▼▼▼
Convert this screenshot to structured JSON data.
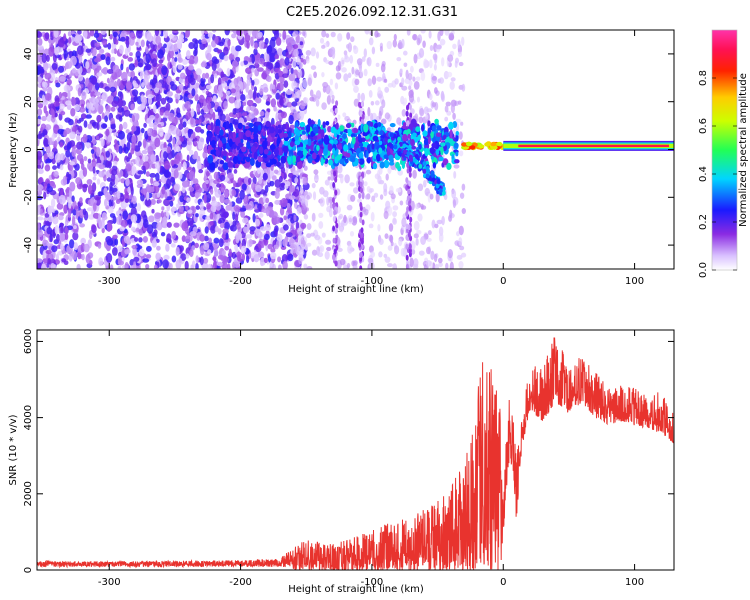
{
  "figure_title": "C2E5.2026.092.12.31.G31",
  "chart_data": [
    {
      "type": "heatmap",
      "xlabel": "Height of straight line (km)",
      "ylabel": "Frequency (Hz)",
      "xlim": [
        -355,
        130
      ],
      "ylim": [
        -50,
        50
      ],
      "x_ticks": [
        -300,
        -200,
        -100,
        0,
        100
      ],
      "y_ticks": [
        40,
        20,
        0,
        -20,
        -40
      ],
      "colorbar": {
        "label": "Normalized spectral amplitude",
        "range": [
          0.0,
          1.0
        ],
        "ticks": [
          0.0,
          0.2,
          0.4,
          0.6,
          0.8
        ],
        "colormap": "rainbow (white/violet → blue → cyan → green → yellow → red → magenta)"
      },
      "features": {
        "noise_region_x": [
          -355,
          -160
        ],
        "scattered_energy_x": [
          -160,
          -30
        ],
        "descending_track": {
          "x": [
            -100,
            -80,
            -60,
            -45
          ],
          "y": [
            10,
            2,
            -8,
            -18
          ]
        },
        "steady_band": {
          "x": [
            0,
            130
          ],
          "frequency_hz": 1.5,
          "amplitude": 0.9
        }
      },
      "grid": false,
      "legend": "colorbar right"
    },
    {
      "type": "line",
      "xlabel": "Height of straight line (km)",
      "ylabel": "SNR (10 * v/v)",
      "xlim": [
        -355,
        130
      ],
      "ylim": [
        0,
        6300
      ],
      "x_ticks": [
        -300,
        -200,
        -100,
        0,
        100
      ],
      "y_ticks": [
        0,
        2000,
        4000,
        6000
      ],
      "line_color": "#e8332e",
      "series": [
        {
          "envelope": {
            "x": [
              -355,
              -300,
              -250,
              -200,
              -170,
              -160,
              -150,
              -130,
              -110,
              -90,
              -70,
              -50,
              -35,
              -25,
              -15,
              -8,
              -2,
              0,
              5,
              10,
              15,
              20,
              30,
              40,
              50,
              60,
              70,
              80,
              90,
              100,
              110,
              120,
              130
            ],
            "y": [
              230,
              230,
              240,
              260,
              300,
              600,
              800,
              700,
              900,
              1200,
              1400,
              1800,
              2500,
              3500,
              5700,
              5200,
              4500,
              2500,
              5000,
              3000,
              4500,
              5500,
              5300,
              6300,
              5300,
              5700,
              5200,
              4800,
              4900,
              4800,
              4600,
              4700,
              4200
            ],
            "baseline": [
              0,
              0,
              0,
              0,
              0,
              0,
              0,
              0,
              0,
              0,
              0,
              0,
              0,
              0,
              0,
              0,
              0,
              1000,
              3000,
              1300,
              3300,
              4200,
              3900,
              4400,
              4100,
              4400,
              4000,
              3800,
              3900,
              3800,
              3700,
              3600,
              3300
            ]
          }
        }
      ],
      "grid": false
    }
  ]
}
▲▲▲
▼▼▼
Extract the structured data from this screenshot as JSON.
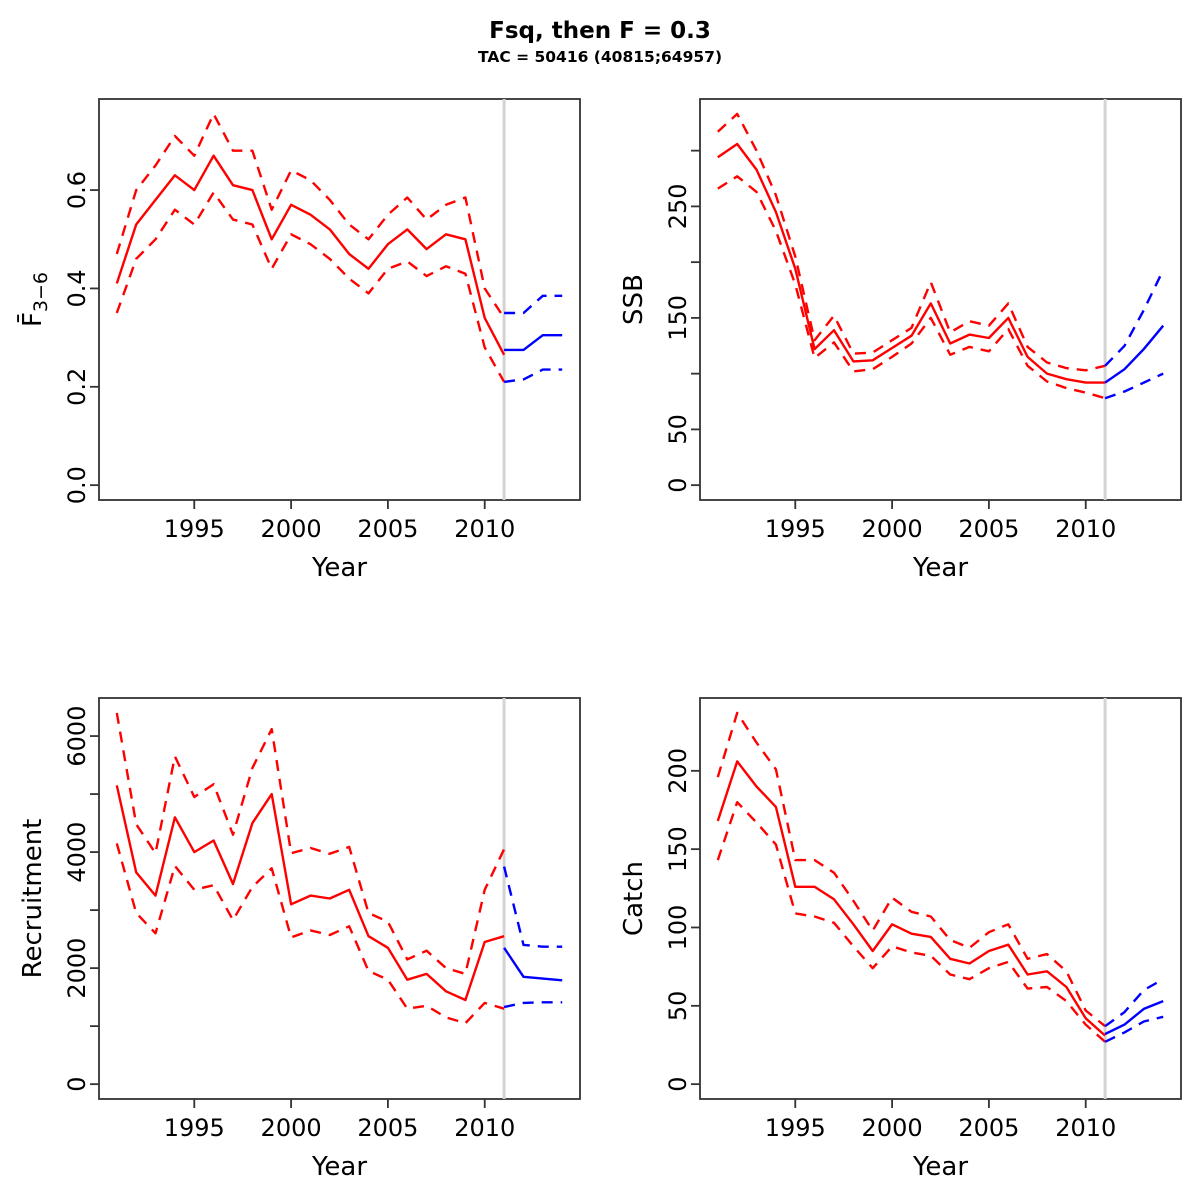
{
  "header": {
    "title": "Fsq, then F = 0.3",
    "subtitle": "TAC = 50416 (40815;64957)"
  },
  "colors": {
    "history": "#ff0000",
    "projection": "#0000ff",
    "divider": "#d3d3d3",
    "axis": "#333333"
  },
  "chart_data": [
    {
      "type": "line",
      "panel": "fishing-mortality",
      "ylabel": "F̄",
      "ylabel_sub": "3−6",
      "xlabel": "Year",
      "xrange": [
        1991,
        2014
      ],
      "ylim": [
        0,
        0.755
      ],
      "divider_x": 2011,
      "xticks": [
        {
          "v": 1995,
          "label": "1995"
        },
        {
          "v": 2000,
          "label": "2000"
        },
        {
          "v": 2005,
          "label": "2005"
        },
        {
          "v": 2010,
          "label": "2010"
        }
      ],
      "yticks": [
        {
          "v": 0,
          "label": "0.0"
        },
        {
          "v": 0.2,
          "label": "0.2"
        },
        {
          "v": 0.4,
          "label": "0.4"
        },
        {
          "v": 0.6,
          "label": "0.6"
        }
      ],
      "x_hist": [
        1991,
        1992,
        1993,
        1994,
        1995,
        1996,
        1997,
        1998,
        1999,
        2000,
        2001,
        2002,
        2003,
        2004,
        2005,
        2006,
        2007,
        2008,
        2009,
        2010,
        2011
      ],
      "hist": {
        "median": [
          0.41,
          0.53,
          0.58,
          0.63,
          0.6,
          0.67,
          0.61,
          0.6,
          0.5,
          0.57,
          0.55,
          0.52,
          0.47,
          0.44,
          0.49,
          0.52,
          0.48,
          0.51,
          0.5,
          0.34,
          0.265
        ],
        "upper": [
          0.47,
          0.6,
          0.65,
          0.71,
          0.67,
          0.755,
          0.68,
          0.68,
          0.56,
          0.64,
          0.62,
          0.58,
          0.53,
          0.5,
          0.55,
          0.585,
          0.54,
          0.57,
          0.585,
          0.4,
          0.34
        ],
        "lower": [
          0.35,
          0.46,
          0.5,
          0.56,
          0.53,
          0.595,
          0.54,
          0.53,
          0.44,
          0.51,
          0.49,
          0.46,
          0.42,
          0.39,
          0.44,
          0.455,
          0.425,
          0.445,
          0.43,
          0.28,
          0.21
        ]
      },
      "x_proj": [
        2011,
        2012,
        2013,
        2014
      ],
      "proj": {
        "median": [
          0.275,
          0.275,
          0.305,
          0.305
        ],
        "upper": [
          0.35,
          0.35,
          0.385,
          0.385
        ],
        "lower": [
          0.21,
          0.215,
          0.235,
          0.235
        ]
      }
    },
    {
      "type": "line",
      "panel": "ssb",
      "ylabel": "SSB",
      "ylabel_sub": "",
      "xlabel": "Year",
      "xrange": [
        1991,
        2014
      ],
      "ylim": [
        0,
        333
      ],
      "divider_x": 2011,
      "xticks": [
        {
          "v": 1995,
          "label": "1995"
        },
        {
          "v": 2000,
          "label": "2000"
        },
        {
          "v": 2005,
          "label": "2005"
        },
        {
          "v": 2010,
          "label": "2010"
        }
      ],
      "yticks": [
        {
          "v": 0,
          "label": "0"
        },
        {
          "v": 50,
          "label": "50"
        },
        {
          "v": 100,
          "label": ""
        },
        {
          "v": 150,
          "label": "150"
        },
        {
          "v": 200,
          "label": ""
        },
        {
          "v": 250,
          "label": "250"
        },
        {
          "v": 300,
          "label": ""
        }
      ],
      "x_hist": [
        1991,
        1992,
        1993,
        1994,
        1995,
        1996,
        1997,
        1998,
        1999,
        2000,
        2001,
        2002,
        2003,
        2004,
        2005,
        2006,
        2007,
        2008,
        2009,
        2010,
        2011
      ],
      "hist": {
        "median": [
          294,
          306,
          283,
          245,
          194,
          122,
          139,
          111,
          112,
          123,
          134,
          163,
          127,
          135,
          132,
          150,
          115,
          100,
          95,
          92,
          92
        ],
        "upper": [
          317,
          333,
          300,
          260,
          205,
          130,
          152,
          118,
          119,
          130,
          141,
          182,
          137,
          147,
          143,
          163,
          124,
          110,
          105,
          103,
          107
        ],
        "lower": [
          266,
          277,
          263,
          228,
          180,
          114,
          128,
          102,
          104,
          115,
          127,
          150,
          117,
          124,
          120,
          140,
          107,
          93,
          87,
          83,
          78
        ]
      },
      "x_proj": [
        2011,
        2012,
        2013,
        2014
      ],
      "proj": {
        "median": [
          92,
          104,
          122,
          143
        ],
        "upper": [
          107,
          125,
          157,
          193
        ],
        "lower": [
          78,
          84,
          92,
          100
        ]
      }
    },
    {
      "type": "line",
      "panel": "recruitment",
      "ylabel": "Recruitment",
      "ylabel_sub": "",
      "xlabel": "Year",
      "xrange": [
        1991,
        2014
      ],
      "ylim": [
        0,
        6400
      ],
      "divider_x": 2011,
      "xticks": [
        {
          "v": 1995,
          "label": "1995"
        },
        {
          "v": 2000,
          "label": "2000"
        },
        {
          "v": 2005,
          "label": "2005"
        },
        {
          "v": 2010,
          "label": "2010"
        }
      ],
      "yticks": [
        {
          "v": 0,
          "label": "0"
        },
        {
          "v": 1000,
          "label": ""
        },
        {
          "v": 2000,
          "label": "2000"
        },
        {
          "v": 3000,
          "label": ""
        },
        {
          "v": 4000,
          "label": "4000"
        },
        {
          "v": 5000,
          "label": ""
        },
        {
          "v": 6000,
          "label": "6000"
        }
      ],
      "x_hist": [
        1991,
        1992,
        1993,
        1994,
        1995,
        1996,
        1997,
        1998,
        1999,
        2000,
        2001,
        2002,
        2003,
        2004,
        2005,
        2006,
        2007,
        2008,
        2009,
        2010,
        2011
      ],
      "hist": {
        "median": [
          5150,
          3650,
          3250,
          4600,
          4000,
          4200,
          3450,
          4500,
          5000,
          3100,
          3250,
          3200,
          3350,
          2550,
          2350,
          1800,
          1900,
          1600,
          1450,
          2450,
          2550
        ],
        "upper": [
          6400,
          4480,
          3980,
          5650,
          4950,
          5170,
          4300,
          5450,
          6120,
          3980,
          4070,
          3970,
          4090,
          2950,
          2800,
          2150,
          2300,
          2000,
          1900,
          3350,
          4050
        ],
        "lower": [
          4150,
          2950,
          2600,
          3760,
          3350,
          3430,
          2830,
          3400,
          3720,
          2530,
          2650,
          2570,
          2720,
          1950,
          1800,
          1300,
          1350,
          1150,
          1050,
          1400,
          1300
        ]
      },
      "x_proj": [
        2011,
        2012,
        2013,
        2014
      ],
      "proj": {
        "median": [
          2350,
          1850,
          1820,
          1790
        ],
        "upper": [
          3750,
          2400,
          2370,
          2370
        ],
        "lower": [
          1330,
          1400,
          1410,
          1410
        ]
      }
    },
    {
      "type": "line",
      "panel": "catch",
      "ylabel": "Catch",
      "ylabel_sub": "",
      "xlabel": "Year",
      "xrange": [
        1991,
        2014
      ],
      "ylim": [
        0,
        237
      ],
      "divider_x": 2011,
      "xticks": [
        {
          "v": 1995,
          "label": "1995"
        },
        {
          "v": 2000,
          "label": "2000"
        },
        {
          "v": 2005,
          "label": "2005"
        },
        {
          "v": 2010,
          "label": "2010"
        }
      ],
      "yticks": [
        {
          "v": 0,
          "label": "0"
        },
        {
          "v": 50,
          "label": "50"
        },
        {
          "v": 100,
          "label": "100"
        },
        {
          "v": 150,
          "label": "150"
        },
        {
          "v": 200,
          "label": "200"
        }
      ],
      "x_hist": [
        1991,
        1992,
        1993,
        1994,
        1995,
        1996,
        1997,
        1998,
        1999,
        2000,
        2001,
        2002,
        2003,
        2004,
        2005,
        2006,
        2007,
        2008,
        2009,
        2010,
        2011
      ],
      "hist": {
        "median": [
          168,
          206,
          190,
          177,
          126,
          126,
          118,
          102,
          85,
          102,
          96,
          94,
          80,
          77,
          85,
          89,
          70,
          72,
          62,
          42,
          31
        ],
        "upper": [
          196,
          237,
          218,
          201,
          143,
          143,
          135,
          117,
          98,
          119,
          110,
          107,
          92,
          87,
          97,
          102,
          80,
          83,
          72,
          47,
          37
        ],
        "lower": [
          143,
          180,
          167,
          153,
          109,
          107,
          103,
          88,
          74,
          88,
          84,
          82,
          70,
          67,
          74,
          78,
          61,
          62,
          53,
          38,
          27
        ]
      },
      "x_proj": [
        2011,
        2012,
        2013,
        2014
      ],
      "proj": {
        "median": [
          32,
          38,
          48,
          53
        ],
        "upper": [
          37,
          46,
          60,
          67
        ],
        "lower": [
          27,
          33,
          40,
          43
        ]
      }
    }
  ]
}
▲▲▲
WHAT YOU ARE ASKED TO DO:
Gather every line from the listing above in which the word "amplitude" appears.

TASK RESULT:
        "label": "Normalized spectral amplitude",
          "amplitude": 0.9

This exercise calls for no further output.